Task:
Copy out every line that contains the word "color".

Saved data entries:
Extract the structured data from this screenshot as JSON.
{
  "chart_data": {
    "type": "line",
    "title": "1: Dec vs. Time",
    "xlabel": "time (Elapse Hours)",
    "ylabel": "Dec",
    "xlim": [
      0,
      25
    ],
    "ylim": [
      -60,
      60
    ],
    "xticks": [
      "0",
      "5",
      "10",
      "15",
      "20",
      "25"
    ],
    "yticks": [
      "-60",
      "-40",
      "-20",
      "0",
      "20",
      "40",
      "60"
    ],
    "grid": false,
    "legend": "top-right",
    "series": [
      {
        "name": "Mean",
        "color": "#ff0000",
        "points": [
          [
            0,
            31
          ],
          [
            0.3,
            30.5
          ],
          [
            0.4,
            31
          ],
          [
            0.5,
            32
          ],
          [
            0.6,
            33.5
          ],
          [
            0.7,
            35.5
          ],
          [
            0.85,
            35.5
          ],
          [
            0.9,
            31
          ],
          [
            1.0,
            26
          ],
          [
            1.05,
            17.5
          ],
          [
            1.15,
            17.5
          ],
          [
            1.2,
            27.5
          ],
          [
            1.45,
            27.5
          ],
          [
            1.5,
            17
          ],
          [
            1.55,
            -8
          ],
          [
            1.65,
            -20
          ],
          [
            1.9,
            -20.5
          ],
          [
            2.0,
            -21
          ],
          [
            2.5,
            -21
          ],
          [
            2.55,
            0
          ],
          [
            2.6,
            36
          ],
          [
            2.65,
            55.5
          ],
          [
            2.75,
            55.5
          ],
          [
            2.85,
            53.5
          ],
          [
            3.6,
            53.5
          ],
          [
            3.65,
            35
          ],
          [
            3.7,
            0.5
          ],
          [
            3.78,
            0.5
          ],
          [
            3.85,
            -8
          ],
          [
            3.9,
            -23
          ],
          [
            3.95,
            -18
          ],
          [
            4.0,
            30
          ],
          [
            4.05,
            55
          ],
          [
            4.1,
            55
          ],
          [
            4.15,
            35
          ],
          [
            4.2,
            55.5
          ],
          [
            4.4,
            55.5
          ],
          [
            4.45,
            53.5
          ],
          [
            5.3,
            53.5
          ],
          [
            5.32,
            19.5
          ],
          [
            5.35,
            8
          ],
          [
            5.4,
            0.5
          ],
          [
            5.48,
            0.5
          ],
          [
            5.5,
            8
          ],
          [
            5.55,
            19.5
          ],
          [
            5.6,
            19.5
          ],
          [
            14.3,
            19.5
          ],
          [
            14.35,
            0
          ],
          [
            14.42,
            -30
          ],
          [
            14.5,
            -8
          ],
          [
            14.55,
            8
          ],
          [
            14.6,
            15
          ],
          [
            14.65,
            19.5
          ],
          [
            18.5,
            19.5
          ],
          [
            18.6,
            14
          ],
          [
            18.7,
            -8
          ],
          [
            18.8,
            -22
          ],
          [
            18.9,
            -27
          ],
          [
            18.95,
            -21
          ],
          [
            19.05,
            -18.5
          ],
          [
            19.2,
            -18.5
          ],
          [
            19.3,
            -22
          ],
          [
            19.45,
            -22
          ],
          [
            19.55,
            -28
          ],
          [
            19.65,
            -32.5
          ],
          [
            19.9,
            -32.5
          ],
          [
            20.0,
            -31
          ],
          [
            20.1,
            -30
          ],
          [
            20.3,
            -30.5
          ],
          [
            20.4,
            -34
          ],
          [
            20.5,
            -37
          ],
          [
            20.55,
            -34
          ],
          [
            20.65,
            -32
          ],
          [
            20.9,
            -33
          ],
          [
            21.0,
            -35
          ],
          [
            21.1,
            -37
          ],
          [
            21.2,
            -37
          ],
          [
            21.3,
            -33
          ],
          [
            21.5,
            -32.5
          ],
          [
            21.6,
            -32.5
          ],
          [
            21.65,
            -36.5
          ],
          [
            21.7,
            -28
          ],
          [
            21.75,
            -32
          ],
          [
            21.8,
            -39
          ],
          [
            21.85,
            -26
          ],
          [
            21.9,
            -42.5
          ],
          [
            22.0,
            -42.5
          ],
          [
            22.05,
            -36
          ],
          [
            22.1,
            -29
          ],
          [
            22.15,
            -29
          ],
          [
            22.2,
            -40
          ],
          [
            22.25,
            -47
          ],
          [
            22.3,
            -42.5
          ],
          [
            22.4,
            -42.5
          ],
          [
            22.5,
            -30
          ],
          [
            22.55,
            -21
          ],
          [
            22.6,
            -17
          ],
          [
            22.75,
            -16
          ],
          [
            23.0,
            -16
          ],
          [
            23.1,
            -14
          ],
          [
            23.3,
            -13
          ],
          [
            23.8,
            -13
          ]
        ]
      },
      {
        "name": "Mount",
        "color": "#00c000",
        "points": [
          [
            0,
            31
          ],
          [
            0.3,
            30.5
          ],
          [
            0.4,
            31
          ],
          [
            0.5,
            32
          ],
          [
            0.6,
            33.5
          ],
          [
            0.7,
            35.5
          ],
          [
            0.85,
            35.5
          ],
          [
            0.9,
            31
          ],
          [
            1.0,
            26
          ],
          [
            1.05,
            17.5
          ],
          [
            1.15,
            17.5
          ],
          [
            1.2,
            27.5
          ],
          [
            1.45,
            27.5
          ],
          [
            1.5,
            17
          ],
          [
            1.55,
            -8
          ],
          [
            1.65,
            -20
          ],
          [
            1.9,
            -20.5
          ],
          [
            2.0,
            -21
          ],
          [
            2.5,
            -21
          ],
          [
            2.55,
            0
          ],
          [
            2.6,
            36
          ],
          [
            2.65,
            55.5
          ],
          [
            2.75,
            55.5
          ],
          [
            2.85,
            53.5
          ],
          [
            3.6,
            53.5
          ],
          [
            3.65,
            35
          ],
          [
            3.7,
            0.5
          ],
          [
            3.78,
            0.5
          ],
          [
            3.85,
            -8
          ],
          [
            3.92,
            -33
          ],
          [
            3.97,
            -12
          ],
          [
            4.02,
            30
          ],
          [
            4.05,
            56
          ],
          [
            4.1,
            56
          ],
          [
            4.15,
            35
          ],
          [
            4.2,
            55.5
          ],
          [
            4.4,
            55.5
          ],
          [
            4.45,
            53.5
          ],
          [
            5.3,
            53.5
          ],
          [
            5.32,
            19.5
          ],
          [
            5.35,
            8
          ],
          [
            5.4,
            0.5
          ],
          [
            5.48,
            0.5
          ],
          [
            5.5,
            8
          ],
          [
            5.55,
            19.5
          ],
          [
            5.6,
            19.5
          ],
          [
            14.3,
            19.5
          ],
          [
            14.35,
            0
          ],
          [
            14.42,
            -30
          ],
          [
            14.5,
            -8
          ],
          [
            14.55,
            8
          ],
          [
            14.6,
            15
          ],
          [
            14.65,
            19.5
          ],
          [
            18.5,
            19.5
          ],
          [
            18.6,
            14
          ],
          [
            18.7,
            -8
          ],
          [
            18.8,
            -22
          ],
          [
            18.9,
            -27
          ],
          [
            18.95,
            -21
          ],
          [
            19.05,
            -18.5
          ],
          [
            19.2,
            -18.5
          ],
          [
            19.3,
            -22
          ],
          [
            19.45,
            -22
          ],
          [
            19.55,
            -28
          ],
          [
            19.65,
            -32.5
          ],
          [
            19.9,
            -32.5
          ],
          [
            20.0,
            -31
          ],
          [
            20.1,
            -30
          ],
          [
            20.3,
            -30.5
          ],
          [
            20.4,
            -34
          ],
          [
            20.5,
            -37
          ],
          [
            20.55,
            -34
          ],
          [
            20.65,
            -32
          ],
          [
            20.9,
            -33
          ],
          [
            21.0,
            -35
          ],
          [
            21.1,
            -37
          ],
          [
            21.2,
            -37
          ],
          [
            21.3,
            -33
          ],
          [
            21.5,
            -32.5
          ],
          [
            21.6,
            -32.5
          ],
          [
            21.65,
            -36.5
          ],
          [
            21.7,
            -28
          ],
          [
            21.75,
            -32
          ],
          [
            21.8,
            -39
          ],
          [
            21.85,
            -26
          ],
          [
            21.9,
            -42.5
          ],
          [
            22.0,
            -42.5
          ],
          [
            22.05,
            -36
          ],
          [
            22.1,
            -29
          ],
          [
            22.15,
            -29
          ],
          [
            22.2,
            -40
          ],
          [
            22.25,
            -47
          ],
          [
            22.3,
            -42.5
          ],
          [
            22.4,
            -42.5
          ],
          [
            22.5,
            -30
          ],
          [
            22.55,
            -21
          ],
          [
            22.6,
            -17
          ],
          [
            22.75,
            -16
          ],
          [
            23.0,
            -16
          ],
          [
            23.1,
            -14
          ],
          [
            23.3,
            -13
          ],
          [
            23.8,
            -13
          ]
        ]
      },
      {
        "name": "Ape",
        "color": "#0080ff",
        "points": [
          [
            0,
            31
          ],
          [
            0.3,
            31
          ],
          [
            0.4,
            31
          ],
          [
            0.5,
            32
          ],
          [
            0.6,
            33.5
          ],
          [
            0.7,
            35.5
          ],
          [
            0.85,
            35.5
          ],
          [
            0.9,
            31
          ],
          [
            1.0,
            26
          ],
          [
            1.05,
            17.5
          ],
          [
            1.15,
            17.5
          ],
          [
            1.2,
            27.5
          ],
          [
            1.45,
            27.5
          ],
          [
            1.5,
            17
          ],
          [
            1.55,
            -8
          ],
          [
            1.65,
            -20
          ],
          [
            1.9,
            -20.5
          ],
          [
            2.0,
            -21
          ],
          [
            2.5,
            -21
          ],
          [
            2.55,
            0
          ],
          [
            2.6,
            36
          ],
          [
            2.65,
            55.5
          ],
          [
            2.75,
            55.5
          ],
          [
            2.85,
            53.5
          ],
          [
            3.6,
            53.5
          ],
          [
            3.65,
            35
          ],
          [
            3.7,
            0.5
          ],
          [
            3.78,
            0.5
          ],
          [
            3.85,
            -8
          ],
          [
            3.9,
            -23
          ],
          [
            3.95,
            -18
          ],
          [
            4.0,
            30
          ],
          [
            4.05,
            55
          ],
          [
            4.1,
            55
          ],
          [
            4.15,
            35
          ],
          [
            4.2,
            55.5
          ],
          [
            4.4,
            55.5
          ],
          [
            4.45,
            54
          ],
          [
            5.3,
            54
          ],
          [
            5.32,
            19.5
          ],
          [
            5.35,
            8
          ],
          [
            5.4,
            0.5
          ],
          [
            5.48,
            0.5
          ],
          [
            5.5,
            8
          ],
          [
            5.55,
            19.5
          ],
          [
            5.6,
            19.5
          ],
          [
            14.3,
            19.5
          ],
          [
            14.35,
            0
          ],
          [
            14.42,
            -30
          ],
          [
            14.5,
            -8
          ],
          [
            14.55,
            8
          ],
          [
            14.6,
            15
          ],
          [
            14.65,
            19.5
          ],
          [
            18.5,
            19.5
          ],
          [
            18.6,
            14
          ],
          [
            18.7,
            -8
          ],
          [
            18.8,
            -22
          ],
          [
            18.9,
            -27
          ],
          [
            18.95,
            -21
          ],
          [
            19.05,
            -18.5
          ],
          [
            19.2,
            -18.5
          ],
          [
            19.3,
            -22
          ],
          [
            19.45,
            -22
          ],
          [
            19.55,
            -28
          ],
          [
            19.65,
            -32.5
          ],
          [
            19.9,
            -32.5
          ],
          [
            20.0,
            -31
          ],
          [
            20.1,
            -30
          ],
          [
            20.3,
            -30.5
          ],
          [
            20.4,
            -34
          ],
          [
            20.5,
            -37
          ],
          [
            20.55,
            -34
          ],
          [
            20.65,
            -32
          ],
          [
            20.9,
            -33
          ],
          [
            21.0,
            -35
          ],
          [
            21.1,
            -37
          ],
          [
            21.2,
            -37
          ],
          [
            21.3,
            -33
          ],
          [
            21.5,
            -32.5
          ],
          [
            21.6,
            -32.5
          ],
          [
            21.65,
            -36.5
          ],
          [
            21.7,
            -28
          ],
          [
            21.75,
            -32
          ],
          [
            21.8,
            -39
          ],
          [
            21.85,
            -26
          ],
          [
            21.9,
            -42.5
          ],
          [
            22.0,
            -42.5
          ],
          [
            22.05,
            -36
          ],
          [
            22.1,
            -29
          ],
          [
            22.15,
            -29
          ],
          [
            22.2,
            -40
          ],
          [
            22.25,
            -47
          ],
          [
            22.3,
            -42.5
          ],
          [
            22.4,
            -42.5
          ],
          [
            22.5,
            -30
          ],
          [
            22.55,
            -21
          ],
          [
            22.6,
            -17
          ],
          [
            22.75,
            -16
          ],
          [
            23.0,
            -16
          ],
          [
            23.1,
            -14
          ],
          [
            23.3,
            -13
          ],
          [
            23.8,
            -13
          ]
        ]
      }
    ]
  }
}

Output for this task:
        "color": "#ff0000",
        "color": "#00c000",
        "color": "#0080ff",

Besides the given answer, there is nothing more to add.